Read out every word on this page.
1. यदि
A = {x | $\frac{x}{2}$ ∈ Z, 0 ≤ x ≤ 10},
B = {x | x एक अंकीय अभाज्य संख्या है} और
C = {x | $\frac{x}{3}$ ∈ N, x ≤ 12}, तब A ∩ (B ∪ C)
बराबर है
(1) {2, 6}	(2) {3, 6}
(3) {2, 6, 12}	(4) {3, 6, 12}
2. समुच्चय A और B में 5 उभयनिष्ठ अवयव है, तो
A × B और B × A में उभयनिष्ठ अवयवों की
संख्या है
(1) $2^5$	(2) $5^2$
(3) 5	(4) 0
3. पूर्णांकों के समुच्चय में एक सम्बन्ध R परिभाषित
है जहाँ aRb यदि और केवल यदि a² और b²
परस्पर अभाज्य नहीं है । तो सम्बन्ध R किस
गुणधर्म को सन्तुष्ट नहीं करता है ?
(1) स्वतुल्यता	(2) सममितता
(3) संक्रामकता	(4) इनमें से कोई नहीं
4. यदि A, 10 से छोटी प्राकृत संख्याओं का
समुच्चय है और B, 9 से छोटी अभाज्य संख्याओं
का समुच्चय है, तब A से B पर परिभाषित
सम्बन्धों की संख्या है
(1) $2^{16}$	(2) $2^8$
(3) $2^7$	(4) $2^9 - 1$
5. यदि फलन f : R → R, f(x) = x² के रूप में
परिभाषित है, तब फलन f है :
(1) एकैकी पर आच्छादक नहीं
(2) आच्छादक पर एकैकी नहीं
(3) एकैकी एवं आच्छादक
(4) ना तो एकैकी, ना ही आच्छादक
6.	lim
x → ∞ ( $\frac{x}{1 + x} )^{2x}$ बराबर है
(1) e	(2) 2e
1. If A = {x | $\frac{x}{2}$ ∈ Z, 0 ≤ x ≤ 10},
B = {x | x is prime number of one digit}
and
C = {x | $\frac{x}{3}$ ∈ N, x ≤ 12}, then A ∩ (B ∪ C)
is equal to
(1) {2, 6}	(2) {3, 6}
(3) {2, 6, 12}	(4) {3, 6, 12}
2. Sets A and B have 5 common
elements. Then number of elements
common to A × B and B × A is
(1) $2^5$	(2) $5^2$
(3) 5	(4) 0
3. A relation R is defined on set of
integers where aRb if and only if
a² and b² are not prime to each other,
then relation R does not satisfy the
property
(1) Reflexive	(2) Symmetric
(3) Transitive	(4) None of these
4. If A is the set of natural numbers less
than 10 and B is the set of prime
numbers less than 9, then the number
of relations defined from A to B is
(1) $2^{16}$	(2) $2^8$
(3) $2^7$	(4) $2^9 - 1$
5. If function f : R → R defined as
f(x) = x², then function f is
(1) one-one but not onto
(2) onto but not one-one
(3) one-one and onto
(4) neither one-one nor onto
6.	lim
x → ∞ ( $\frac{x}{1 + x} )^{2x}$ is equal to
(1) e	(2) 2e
═══
* What to work on:
Return all the data above once more, precisely as given.

* Written response:
Read out every word on this page.
1. यदि
A = {x | $\frac{x}{2}$ ∈ Z, 0 ≤ x ≤ 10},
B = {x | x एक अंकीय अभाज्य संख्या है} और
C = {x | $\frac{x}{3}$ ∈ N, x ≤ 12}, तब A ∩ (B ∪ C)
बराबर है
(1) {2, 6}	(2) {3, 6}
(3) {2, 6, 12}	(4) {3, 6, 12}
2. समुच्चय A और B में 5 उभयनिष्ठ अवयव है, तो
A × B और B × A में उभयनिष्ठ अवयवों की
संख्या है
(1) $2^5$	(2) $5^2$
(3) 5	(4) 0
3. पूर्णांकों के समुच्चय में एक सम्बन्ध R परिभाषित
है जहाँ aRb यदि और केवल यदि a² और b²
परस्पर अभाज्य नहीं है । तो सम्बन्ध R किस
गुणधर्म को सन्तुष्ट नहीं करता है ?
(1) स्वतुल्यता	(2) सममितता
(3) संक्रामकता	(4) इनमें से कोई नहीं
4. यदि A, 10 से छोटी प्राकृत संख्याओं का
समुच्चय है और B, 9 से छोटी अभाज्य संख्याओं
का समुच्चय है, तब A से B पर परिभाषित
सम्बन्धों की संख्या है
(1) $2^{16}$	(2) $2^8$
(3) $2^7$	(4) $2^9 - 1$
5. यदि फलन f : R → R, f(x) = x² के रूप में
परिभाषित है, तब फलन f है :
(1) एकैकी पर आच्छादक नहीं
(2) आच्छादक पर एकैकी नहीं
(3) एकैकी एवं आच्छादक
(4) ना तो एकैकी, ना ही आच्छादक
6.	lim
x → ∞ ( $\frac{x}{1 + x} )^{2x}$ बराबर है
(1) e	(2) 2e
1. If A = {x | $\frac{x}{2}$ ∈ Z, 0 ≤ x ≤ 10},
B = {x | x is prime number of one digit}
and
C = {x | $\frac{x}{3}$ ∈ N, x ≤ 12}, then A ∩ (B ∪ C)
is equal to
(1) {2, 6}	(2) {3, 6}
(3) {2, 6, 12}	(4) {3, 6, 12}
2. Sets A and B have 5 common
elements. Then number of elements
common to A × B and B × A is
(1) $2^5$	(2) $5^2$
(3) 5	(4) 0
3. A relation R is defined on set of
integers where aRb if and only if
a² and b² are not prime to each other,
then relation R does not satisfy the
property
(1) Reflexive	(2) Symmetric
(3) Transitive	(4) None of these
4. If A is the set of natural numbers less
than 10 and B is the set of prime
numbers less than 9, then the number
of relations defined from A to B is
(1) $2^{16}$	(2) $2^8$
(3) $2^7$	(4) $2^9 - 1$
5. If function f : R → R defined as
f(x) = x², then function f is
(1) one-one but not onto
(2) onto but not one-one
(3) one-one and onto
(4) neither one-one nor onto
6.	lim
x → ∞ ( $\frac{x}{1 + x} )^{2x}$ is equal to
(1) e	(2) 2e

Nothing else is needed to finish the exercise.